-- BEGIN --

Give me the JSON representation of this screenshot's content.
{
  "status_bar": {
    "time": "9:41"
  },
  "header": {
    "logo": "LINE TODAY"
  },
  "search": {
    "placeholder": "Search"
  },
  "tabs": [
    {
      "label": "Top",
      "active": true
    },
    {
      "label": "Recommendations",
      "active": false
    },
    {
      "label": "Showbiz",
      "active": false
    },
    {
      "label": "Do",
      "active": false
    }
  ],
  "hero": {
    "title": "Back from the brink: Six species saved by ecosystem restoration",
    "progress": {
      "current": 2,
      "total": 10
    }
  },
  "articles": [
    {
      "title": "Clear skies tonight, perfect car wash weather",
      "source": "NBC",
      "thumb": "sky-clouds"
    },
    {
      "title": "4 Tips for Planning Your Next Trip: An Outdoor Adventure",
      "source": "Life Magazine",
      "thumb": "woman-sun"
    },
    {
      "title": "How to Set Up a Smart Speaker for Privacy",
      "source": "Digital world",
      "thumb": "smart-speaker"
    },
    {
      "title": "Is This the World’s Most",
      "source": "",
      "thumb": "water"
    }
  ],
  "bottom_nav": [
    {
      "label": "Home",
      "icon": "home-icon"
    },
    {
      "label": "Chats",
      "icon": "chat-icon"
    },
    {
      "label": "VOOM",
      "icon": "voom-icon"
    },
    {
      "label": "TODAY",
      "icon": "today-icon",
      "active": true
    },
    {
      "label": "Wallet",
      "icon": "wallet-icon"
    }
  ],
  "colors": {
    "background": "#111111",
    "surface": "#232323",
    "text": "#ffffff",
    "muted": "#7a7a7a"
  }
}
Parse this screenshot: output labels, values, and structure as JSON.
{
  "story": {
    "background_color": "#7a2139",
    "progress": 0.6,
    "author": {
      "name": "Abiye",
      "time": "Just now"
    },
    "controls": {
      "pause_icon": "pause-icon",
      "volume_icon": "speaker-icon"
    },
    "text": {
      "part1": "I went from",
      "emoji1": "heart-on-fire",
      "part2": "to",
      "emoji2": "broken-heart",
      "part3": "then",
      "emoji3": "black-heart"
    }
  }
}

-- END --

Give the complete listing a second time, exactly as it reads.

Give me the JSON representation of this screenshot's content.
{
  "status_bar": {
    "time": "9:41"
  },
  "header": {
    "logo": "LINE TODAY"
  },
  "search": {
    "placeholder": "Search"
  },
  "tabs": [
    {
      "label": "Top",
      "active": true
    },
    {
      "label": "Recommendations",
      "active": false
    },
    {
      "label": "Showbiz",
      "active": false
    },
    {
      "label": "Do",
      "active": false
    }
  ],
  "hero": {
    "title": "Back from the brink: Six species saved by ecosystem restoration",
    "progress": {
      "current": 2,
      "total": 10
    }
  },
  "articles": [
    {
      "title": "Clear skies tonight, perfect car wash weather",
      "source": "NBC",
      "thumb": "sky-clouds"
    },
    {
      "title": "4 Tips for Planning Your Next Trip: An Outdoor Adventure",
      "source": "Life Magazine",
      "thumb": "woman-sun"
    },
    {
      "title": "How to Set Up a Smart Speaker for Privacy",
      "source": "Digital world",
      "thumb": "smart-speaker"
    },
    {
      "title": "Is This the World’s Most",
      "source": "",
      "thumb": "water"
    }
  ],
  "bottom_nav": [
    {
      "label": "Home",
      "icon": "home-icon"
    },
    {
      "label": "Chats",
      "icon": "chat-icon"
    },
    {
      "label": "VOOM",
      "icon": "voom-icon"
    },
    {
      "label": "TODAY",
      "icon": "today-icon",
      "active": true
    },
    {
      "label": "Wallet",
      "icon": "wallet-icon"
    }
  ],
  "colors": {
    "background": "#111111",
    "surface": "#232323",
    "text": "#ffffff",
    "muted": "#7a7a7a"
  }
}
Parse this screenshot: output labels, values, and structure as JSON.
{
  "story": {
    "background_color": "#7a2139",
    "progress": 0.6,
    "author": {
      "name": "Abiye",
      "time": "Just now"
    },
    "controls": {
      "pause_icon": "pause-icon",
      "volume_icon": "speaker-icon"
    },
    "text": {
      "part1": "I went from",
      "emoji1": "heart-on-fire",
      "part2": "to",
      "emoji2": "broken-heart",
      "part3": "then",
      "emoji3": "black-heart"
    }
  }
}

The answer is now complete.